■ Supplied material:

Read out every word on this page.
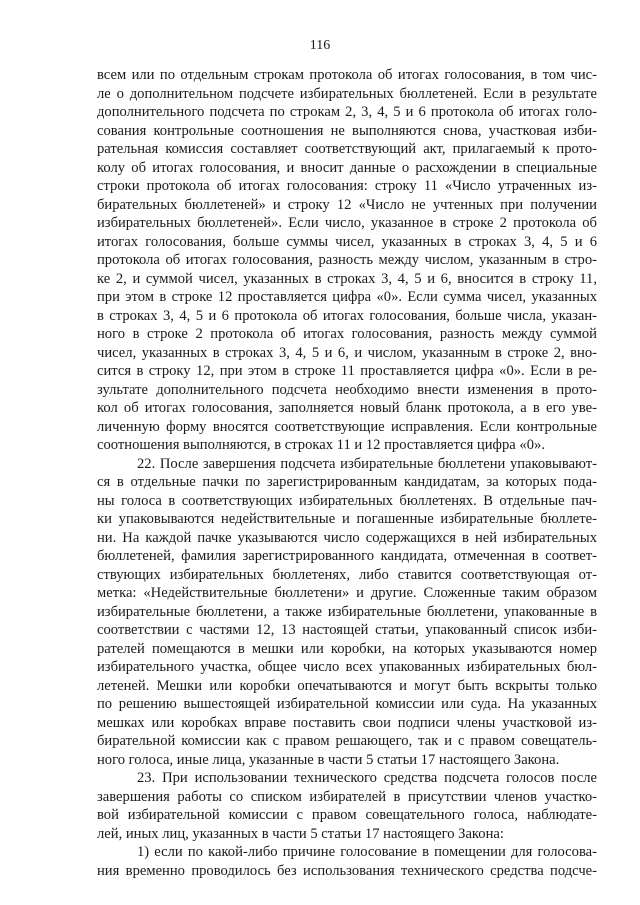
116
всем или по отдельным строкам протокола об итогах голосования, в том чис-
ле о дополнительном подсчете избирательных бюллетеней. Если в результате
дополнительного подсчета по строкам 2, 3, 4, 5 и 6 протокола об итогах голо-
сования контрольные соотношения не выполняются снова, участковая изби-
рательная комиссия составляет соответствующий акт, прилагаемый к прото-
колу об итогах голосования, и вносит данные о расхождении в специальные
строки протокола об итогах голосования: строку 11 «Число утраченных из-
бирательных бюллетеней» и строку 12 «Число не учтенных при получении
избирательных бюллетеней». Если число, указанное в строке 2 протокола об
итогах голосования, больше суммы чисел, указанных в строках 3, 4, 5 и 6
протокола об итогах голосования, разность между числом, указанным в стро-
ке 2, и суммой чисел, указанных в строках 3, 4, 5 и 6, вносится в строку 11,
при этом в строке 12 проставляется цифра «0». Если сумма чисел, указанных
в строках 3, 4, 5 и 6 протокола об итогах голосования, больше числа, указан-
ного в строке 2 протокола об итогах голосования, разность между суммой
чисел, указанных в строках 3, 4, 5 и 6, и числом, указанным в строке 2, вно-
сится в строку 12, при этом в строке 11 проставляется цифра «0». Если в ре-
зультате дополнительного подсчета необходимо внести изменения в прото-
кол об итогах голосования, заполняется новый бланк протокола, а в его уве-
личенную форму вносятся соответствующие исправления. Если контрольные
соотношения выполняются, в строках 11 и 12 проставляется цифра «0».
22. После завершения подсчета избирательные бюллетени упаковывают-
ся в отдельные пачки по зарегистрированным кандидатам, за которых пода-
ны голоса в соответствующих избирательных бюллетенях. В отдельные пач-
ки упаковываются недействительные и погашенные избирательные бюллете-
ни. На каждой пачке указываются число содержащихся в ней избирательных
бюллетеней, фамилия зарегистрированного кандидата, отмеченная в соответ-
ствующих избирательных бюллетенях, либо ставится соответствующая от-
метка: «Недействительные бюллетени» и другие. Сложенные таким образом
избирательные бюллетени, а также избирательные бюллетени, упакованные в
соответствии с частями 12, 13 настоящей статьи, упакованный список изби-
рателей помещаются в мешки или коробки, на которых указываются номер
избирательного участка, общее число всех упакованных избирательных бюл-
летеней. Мешки или коробки опечатываются и могут быть вскрыты только
по решению вышестоящей избирательной комиссии или суда. На указанных
мешках или коробках вправе поставить свои подписи члены участковой из-
бирательной комиссии как с правом решающего, так и с правом совещатель-
ного голоса, иные лица, указанные в части 5 статьи 17 настоящего Закона.
23. При использовании технического средства подсчета голосов после
завершения работы со списком избирателей в присутствии членов участко-
вой избирательной комиссии с правом совещательного голоса, наблюдате-
лей, иных лиц, указанных в части 5 статьи 17 настоящего Закона:
1) если по какой-либо причине голосование в помещении для голосова-
ния временно проводилось без использования технического средства подсче-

■ Task to complete: Collect, from the material above, every line containing the word "между".

■ Exercise result:
протокола об итогах голосования, разность между числом, указанным в стро-
ного в строке 2 протокола об итогах голосования, разность между суммой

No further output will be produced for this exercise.